## EXERCISE DIRECTIONS
Locate each line containing the string "alumnos" and copy it out.

━━━━━ RECORDS PROVIDED

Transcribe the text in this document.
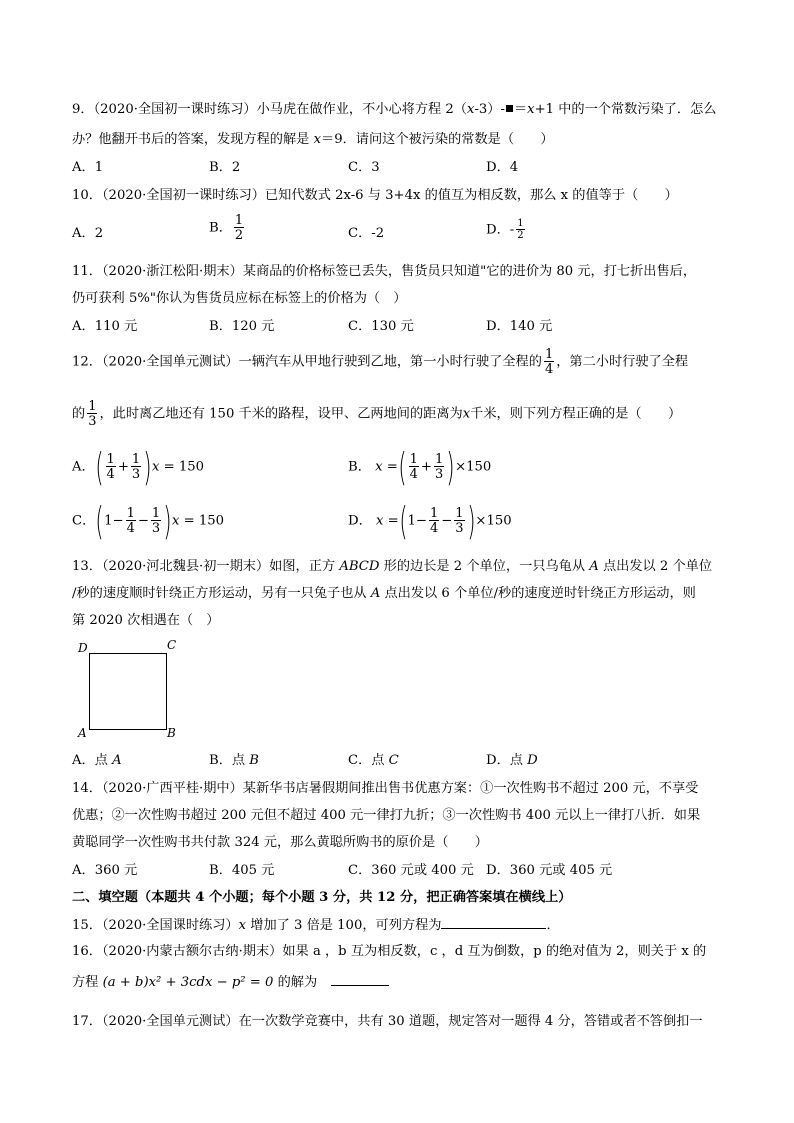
9．（2020·全国初一课时练习）小马虎在做作业，不小心将方程 2（x-3）- ＝x+1 中的一个常数污染了．怎么
办？他翻开书后的答案，发现方程的解是 x＝9．请问这个被污染的常数是（　　）
A．1	B．2	C．3	D．4
10．（2020·全国初一课时练习）已知代数式 2x-6 与 3+4x 的值互为相反数，那么 x 的值等于（　　）
A．2	B． $\frac{1}{2}$	C．-2	D．- $\frac{1}{2}$
11．（2020·浙江松阳·期末）某商品的价格标签已丢失，售货员只知道"它的进价为 80 元，打七折出售后，
仍可获利 5%"你认为售货员应标在标签上的价格为（　）
A．110 元	B．120 元	C．130 元	D．140 元
12．（2020·全国单元测试）一辆汽车从甲地行驶到乙地，第一小时行驶了全程的 $\frac{1}{4}$ ，第二小时行驶了全程
的 $\frac{1}{3}$ ，此时离乙地还有 150 千米的路程，设甲、乙两地间的距离为x千米，则下列方程正确的是（　　）
A．( $\frac{1}{4} + \frac{1}{3} )x = 150$	B． x =( $\frac{1}{4} + \frac{1}{3} )\times 150$
C．$(1- \frac{1}{4} - \frac{1}{3} )x = 150$	D． $x =(1- \frac{1}{4} - \frac{1}{3} )\times 150$
13．（2020·河北魏县·初一期末）如图，正方 ABCD 形的边长是 2 个单位，一只乌龟从 A 点出发以 2 个单位
/秒的速度顺时针绕正方形运动，另有一只兔子也从 A 点出发以 6 个单位/秒的速度逆时针绕正方形运动，则
第 2020 次相遇在（　）
D	C
A	B
A．点 A	B．点 B	C．点 C	D．点 D
14．（2020·广西平桂·期中）某新华书店暑假期间推出售书优惠方案：①一次性购书不超过 200 元，不享受
优惠；②一次性购书超过 200 元但不超过 400 元一律打九折；③一次性购书 400 元以上一律打八折．如果
黄聪同学一次性购书共付款 324 元，那么黄聪所购书的原价是（　　）
A．360 元	B．405 元	C．360 元或 400 元 D．360 元或 405 元
二、填空题（本题共 4 个小题；每个小题 3 分，共 12 分，把正确答案填在横线上）
15．（2020·全国课时练习）x 增加了 3 倍是 100，可列方程为	．
16．（2020·内蒙古额尔古纳·期末）如果 a ，b 互为相反数，c ，d 互为倒数，p 的绝对值为 2，则关于 x 的
方程 (a + b)x² + 3cdx − p² = 0 的解为
17．（2020·全国单元测试）在一次数学竞赛中，共有 30 道题，规定答对一题得 4 分，答错或者不答倒扣一
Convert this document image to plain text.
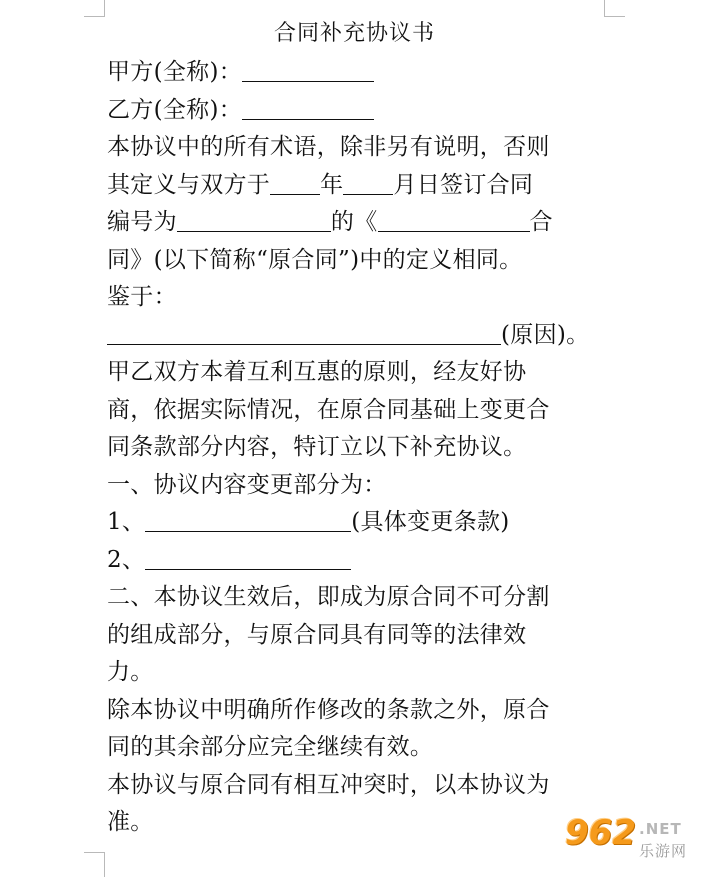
合同补充协议书
甲方(全称)：
乙方(全称)：
本协议中的所有术语，除非另有说明，否则
其定义与双方于 年 月日签订合同
编号为	的《	合
同》(以下简称“原合同”)中的定义相同。
鉴于：
(原因)。
甲乙双方本着互利互惠的原则，经友好协
商，依据实际情况，在原合同基础上变更合
同条款部分内容，特订立以下补充协议。
一、协议内容变更部分为：
1、	(具体变更条款)
2、
二、本协议生效后，即成为原合同不可分割
的组成部分，与原合同具有同等的法律效
力。
除本协议中明确所作修改的条款之外，原合
同的其余部分应完全继续有效。
本协议与原合同有相互冲突时，以本协议为
准。	962 .NET
乐游网
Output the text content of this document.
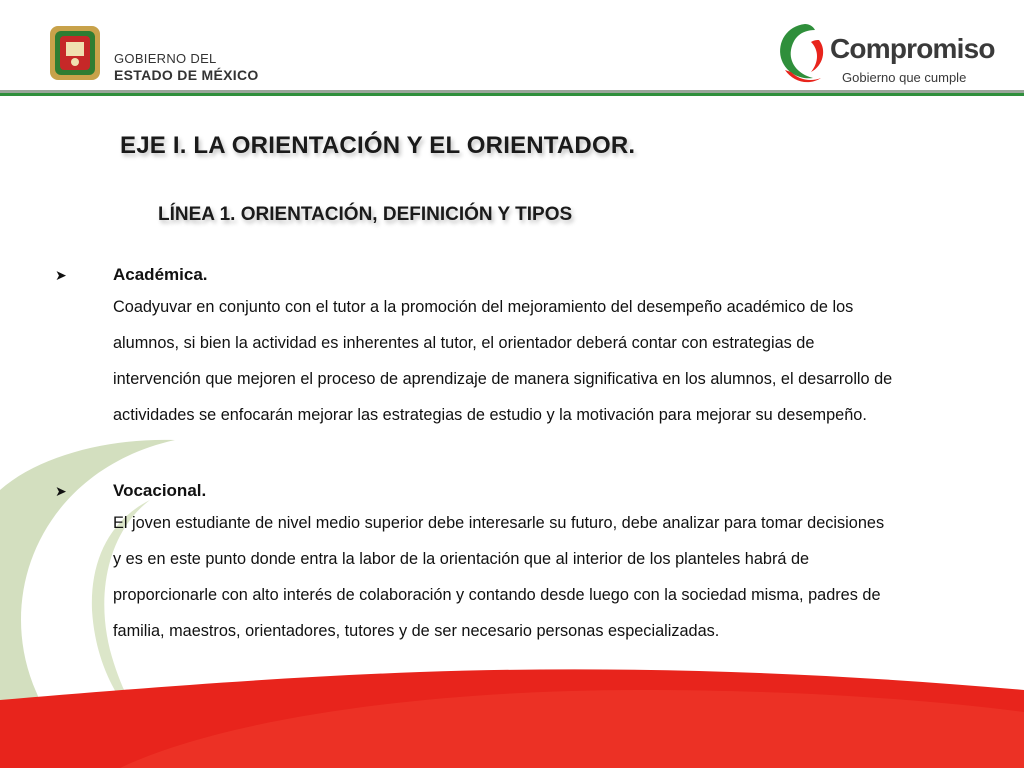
GOBIERNO DEL
ESTADO DE MÉXICO
Compromiso
Gobierno que cumple
EJE I. LA ORIENTACIÓN Y EL ORIENTADOR.
LÍNEA 1. ORIENTACIÓN, DEFINICIÓN Y TIPOS
➤	Académica.
Coadyuvar en conjunto con el tutor a la promoción del mejoramiento del desempeño académico de los
alumnos, si bien la actividad es inherentes al tutor, el orientador deberá contar con estrategias de
intervención que mejoren el proceso de aprendizaje de manera significativa en los alumnos, el desarrollo de
actividades se enfocarán mejorar las estrategias de estudio y la motivación para mejorar su desempeño.
➤	Vocacional.
El joven estudiante de nivel medio superior debe interesarle su futuro, debe analizar para tomar decisiones
y es en este punto donde entra la labor de la orientación que al interior de los planteles habrá de
proporcionarle con alto interés de colaboración y contando desde luego con la sociedad misma, padres de
familia, maestros, orientadores, tutores y de ser necesario personas especializadas.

━━━━━━━━━━

## OUTPUT OF THE TASK
alumnos, si bien la actividad es inherentes al tutor, el orientador deberá contar con estrategias de
intervención que mejoren el proceso de aprendizaje de manera significativa en los alumnos, el desarrollo de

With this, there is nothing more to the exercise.